▶ [Data shown]
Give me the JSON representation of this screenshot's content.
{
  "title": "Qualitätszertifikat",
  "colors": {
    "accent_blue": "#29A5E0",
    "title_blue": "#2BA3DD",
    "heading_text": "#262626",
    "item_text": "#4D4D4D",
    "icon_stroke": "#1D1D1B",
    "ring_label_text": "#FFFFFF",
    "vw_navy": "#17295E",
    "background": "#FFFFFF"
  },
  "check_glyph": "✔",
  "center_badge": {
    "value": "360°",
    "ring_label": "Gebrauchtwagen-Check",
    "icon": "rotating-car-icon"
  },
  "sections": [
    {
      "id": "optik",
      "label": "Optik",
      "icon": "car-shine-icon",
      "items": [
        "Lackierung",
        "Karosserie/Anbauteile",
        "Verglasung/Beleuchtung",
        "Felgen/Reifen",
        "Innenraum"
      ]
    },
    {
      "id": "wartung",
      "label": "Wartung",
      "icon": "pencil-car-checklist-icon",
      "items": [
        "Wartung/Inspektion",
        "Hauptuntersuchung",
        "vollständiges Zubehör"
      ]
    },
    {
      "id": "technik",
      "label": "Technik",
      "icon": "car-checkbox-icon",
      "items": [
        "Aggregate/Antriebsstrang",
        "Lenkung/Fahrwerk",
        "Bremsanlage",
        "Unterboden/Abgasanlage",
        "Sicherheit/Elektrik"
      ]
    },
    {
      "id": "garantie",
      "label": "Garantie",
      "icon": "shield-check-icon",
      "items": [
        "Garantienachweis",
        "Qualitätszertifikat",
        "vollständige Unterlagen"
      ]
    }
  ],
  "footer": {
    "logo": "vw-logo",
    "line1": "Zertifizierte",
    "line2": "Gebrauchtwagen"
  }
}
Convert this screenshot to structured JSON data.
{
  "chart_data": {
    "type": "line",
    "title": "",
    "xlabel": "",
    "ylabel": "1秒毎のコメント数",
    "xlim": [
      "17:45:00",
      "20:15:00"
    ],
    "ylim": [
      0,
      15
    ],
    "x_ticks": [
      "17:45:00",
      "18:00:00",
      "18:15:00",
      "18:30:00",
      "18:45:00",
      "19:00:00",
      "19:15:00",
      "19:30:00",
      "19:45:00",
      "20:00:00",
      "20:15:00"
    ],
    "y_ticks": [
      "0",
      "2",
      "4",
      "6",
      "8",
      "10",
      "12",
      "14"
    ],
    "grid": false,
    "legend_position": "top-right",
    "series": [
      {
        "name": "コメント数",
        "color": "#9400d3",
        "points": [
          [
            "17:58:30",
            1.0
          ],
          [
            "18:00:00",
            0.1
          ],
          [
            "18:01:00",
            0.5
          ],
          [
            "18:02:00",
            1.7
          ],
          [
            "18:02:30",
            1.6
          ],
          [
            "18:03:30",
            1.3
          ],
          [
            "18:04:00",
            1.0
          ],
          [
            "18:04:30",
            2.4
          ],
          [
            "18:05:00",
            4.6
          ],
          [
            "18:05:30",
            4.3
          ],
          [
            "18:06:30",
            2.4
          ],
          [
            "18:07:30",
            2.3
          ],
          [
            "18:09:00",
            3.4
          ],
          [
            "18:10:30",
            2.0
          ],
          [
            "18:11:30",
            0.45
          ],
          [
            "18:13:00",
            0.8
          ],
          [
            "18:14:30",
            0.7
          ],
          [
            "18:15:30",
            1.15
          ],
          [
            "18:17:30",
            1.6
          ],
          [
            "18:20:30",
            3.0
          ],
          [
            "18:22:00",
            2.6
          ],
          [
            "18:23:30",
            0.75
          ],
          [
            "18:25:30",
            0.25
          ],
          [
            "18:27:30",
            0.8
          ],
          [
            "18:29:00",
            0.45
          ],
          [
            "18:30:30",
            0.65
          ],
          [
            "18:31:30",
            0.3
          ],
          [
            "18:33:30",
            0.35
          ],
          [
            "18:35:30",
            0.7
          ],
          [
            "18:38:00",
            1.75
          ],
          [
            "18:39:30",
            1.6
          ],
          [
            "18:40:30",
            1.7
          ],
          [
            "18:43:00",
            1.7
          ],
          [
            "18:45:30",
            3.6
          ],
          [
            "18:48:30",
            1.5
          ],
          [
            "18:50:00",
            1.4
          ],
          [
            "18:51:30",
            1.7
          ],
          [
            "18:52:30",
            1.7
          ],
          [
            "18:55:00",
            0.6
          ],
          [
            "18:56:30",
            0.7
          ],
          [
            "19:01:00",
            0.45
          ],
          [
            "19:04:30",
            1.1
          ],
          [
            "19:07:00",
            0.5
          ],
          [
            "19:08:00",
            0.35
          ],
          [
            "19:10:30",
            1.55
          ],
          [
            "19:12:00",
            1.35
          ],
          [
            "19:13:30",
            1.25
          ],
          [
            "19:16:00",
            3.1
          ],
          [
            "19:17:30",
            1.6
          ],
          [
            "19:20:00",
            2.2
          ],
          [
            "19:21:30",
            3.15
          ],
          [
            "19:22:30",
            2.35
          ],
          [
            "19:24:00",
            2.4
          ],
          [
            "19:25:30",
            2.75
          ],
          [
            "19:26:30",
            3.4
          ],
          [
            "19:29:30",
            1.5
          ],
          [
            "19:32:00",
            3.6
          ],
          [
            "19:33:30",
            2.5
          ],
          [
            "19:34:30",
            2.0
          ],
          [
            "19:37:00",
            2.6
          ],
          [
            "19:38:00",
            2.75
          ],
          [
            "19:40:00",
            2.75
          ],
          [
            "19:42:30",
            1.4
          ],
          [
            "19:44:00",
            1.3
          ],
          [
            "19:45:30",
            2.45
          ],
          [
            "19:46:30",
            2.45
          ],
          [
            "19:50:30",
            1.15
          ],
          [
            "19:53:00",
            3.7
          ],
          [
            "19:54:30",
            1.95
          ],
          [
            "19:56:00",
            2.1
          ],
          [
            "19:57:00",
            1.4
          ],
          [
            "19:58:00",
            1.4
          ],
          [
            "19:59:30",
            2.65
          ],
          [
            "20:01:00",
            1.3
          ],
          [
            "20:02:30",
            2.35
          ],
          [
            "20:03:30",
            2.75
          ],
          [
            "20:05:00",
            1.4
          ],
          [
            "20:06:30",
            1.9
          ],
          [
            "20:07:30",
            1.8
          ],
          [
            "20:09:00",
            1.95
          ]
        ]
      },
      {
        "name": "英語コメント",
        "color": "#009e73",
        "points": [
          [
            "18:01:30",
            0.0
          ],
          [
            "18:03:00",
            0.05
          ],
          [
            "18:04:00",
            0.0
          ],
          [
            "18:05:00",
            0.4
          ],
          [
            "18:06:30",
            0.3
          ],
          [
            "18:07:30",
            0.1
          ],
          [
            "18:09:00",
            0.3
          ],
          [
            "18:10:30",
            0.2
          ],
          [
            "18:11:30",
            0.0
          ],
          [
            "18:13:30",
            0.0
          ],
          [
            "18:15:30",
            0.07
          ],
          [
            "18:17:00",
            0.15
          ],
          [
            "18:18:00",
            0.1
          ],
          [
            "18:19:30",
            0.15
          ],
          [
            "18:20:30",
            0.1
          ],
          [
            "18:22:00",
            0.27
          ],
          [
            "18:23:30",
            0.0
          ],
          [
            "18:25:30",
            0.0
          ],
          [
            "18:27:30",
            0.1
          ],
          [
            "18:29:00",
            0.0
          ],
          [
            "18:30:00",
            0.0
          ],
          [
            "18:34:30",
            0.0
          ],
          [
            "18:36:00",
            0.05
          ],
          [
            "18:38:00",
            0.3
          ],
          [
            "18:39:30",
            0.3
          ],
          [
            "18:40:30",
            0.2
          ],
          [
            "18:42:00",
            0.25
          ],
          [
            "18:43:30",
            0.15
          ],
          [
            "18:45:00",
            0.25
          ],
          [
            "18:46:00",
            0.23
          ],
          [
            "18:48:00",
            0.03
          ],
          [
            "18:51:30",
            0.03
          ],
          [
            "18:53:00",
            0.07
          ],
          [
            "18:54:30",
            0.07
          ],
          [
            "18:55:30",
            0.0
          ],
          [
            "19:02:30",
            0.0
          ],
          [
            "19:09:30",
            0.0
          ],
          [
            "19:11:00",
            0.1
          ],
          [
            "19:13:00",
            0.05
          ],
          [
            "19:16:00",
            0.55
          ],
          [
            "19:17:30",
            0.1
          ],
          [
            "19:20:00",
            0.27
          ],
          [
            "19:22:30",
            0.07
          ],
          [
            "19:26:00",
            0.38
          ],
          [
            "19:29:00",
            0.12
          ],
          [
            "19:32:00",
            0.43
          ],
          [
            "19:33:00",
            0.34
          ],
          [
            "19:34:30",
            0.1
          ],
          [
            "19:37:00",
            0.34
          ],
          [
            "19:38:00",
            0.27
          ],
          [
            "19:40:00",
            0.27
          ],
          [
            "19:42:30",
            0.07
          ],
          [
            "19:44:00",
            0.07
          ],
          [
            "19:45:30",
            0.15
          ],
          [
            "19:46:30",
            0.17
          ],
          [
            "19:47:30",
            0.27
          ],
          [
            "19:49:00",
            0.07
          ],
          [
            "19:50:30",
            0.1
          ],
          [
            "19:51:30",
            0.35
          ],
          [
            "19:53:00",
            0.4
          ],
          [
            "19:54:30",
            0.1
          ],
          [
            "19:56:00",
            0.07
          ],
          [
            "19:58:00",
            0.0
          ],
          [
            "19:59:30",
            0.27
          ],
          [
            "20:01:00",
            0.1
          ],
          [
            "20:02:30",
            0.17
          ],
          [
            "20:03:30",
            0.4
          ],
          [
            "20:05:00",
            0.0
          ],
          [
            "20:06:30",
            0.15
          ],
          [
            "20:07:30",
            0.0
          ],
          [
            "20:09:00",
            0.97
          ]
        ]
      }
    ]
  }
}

▶ [Aim of the task] What is the number of lines in the records above that include the word "FFFFFF"? Reply with that number and nothing more.

▶ [Correct output] 2